**Problem details:** Find the lines holding the word "铺贴地砖铺贴平面" and collect them.

-- Begin --

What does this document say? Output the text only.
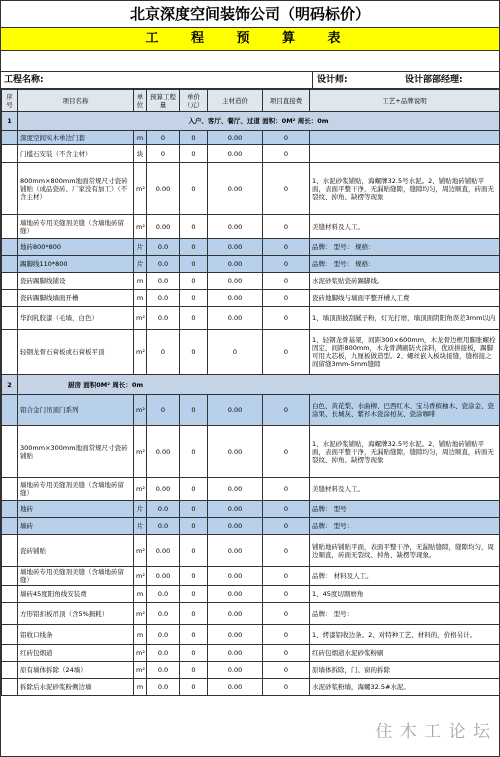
北京深度空间装饰公司（明码标价）
工 程 预 算 表
工程名称:	设计师:	设计部部经理:
序号	项目名称	单位	预算工程量	单价（元）	主材造价	项目直接费	工艺+品牌说明
1	入户、客厅、餐厅、过道 面积：0M² 周长：0m						
	深度空间实木单边门套	m	0	0	0.00	0	
	门槛石安装（不含主材）	块	0	0	0.00	0	
	800mm×800mm地面常规尺寸瓷砖铺贴（成品瓷砖、厂家没有加工）（不含主材）	m²	0.00	0	0.00	0	1、水泥砂浆铺贴，海螺牌32.5号水泥。2、铺贴地砖铺贴平面，表面平整干净，无漏贴缝隙，缝隙均匀，周边顺直，砖面无裂纹、掉角、缺楞等现象
	墙地砖专用美缝剂美缝（含墙地砖留缝）	m²	0.00	0	0.00	0	美缝材料及人工。
	地砖800*800	片	0.0	0	0.00	0	品牌： 型号： 规格：
	踢脚线110*800	片	0.0	0	0.00	0	品牌： 型号： 规格：
	瓷砖踢脚线铺设	m	0.0	0	0.00	0	水泥砂浆贴瓷砖踢脚线。
	瓷砖踢脚线墙面开槽	m	0.0	0	0.00	0	瓷砖地脚线与墙面平整开槽人工费
	华润乳胶漆（毛墙，白色）	m²	0.0	0	0.00	0	1、墙顶面披刮腻子粉，灯光打磨，墙顶面阴阳角误差3mm以内
	轻钢龙骨石膏板或石膏板平顶	m²	0	0	0	0	1、轻钢龙骨基架，间距300×600mm，木龙骨边框用膨胀螺栓固定，间距800mm，木龙骨满刷防火涂料，优质拼接板，踢脚可用大芯板，九厘板做造型。2、螺丝嵌入板块接缝，缝格接之间留缝3mm-5mm缝隙
2	厨房 面积0M² 周长：0m						
	铝合金门吊顶门系列	m²	0	0	0.00	0	白色、黄花梨、水曲柳、巴西红木、宝马香槟柚木、瓷涂金、瓷涂果、长城灰、紫衫木瓷涂柏灰、瓷涂咖啡
	300mm×300mm地面常规尺寸瓷砖铺贴	m²	0.00	0	0.00	0	1、水泥砂浆铺贴，海螺牌32.5号水泥。2、铺贴地砖铺贴平面，表面平整干净，无漏贴缝隙，缝隙均匀，周边顺直，砖面无裂纹、掉角、缺楞等现象
	墙地砖专用美缝剂美缝（含墙地砖留缝）	m²	0.00	0	0.00	0	美缝材料及人工。
	地砖	片	0.0	0	0.00	0	品牌： 型号
	墙砖	片	0.0	0	0.00	0	品牌： 型号：
	瓷砖铺贴	m²	0.00	0	0.00	0	铺贴地砖铺贴平面，表面平整干净，无漏贴缝隙，缝隙均匀，周边顺直，砖面无裂纹、掉角、缺楞等现象。
	墙地砖专用美缝剂美缝（含墙地砖留缝）	m²	0.00	0	0.00	0	品牌： 材料及人工。
	墙砖45度阳角线安装费	m	0.0	0	0.00	0	1、45度切割磨角
	方形铝扣板吊顶（含5%损耗）	m²	0.0	0	0.00	0	品牌： 型号：
	铝收口线条	m	0.0	0	0.00	0	1、烤漆铝收边条。2、对特种工艺、材料的，价格另计。
	红砖包烟道	m²	0.0	0	0.00	0	红砖包烟道水泥砂浆粉刷
	原有墙体拆除（24墙）	m²	0.0	0	0.00	0	原墙体拆除，门、窗的拆除
	拆除后水泥砂浆粉侧边墙	m	0.0	0	0.00	0	水泥砂浆粉墙，海螺32.5#水泥。
住 木 工 论 坛
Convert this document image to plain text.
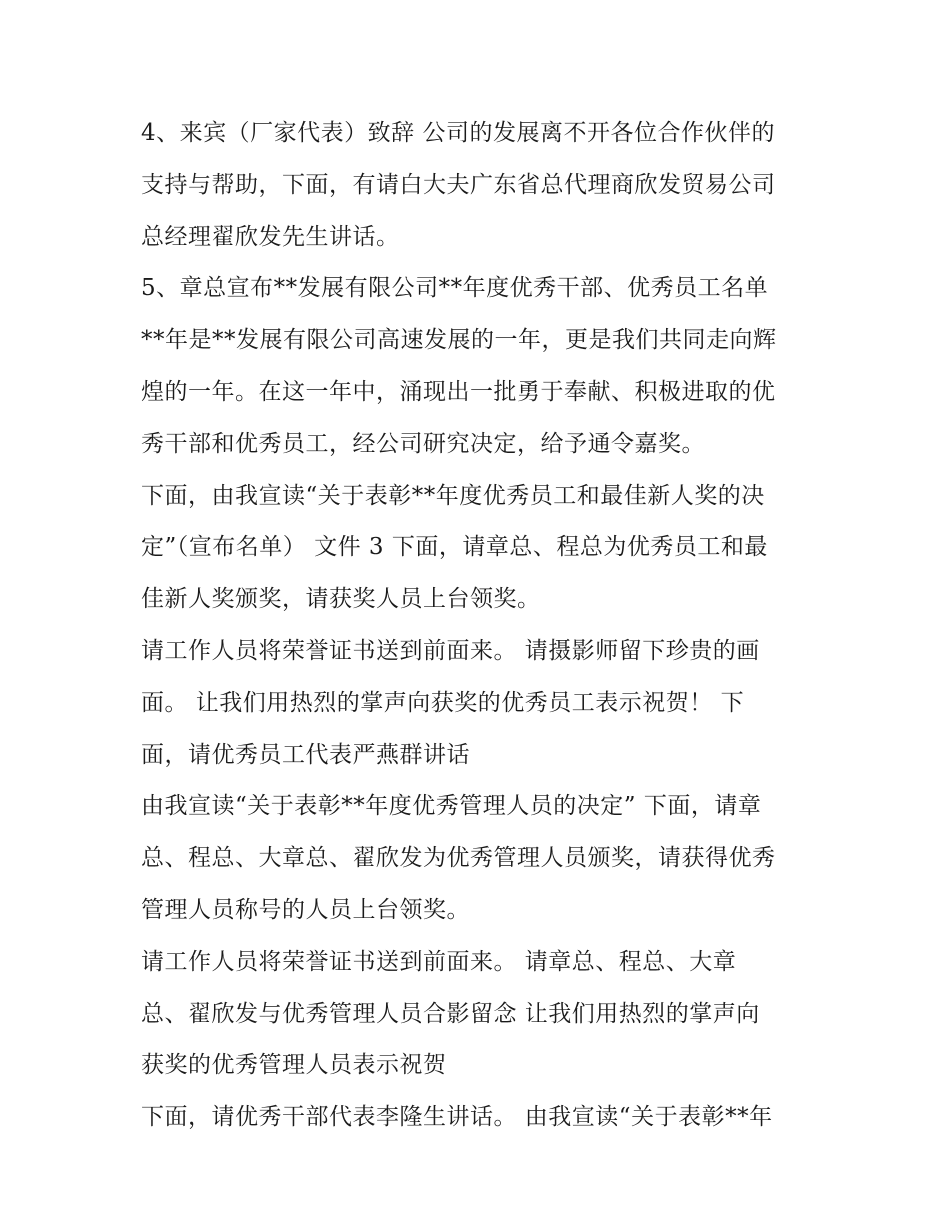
4、来宾（厂家代表）致辞 公司的发展离不开各位合作伙伴的
支持与帮助，下面，有请白大夫广东省总代理商欣发贸易公司
总经理翟欣发先生讲话。
5、章总宣布**发展有限公司**年度优秀干部、优秀员工名单
**年是**发展有限公司高速发展的一年，更是我们共同走向辉
煌的一年。在这一年中，涌现出一批勇于奉献、积极进取的优
秀干部和优秀员工，经公司研究决定，给予通令嘉奖。
下面，由我宣读“关于表彰**年度优秀员工和最佳新人奖的决
定”（宣布名单） 文件 3 下面，请章总、程总为优秀员工和最
佳新人奖颁奖，请获奖人员上台领奖。
请工作人员将荣誉证书送到前面来。 请摄影师留下珍贵的画
面。 让我们用热烈的掌声向获奖的优秀员工表示祝贺！ 下
面，请优秀员工代表严燕群讲话
由我宣读“关于表彰**年度优秀管理人员的决定” 下面，请章
总、程总、大章总、翟欣发为优秀管理人员颁奖，请获得优秀
管理人员称号的人员上台领奖。
请工作人员将荣誉证书送到前面来。 请章总、程总、大章
总、翟欣发与优秀管理人员合影留念 让我们用热烈的掌声向
获奖的优秀管理人员表示祝贺
下面，请优秀干部代表李隆生讲话。 由我宣读“关于表彰**年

-- End --

**Output of the task:**
	800mm×800mm地面常规尺寸瓷砖铺贴（成品瓷砖、厂家没有加工）（不含主材）	m²	0.00	0	0.00	0	1、水泥砂浆铺贴，海螺牌32.5号水泥。2、铺贴地砖铺贴平面，表面平整干净，无漏贴缝隙，缝隙均匀，周边顺直，砖面无裂纹、掉角、缺楞等现象
	300mm×300mm地面常规尺寸瓷砖铺贴	m²	0.00	0	0.00	0	1、水泥砂浆铺贴，海螺牌32.5号水泥。2、铺贴地砖铺贴平面，表面平整干净，无漏贴缝隙，缝隙均匀，周边顺直，砖面无裂纹、掉角、缺楞等现象
	瓷砖铺贴	m²	0.00	0	0.00	0	铺贴地砖铺贴平面，表面平整干净，无漏贴缝隙，缝隙均匀，周边顺直，砖面无裂纹、掉角、缺楞等现象。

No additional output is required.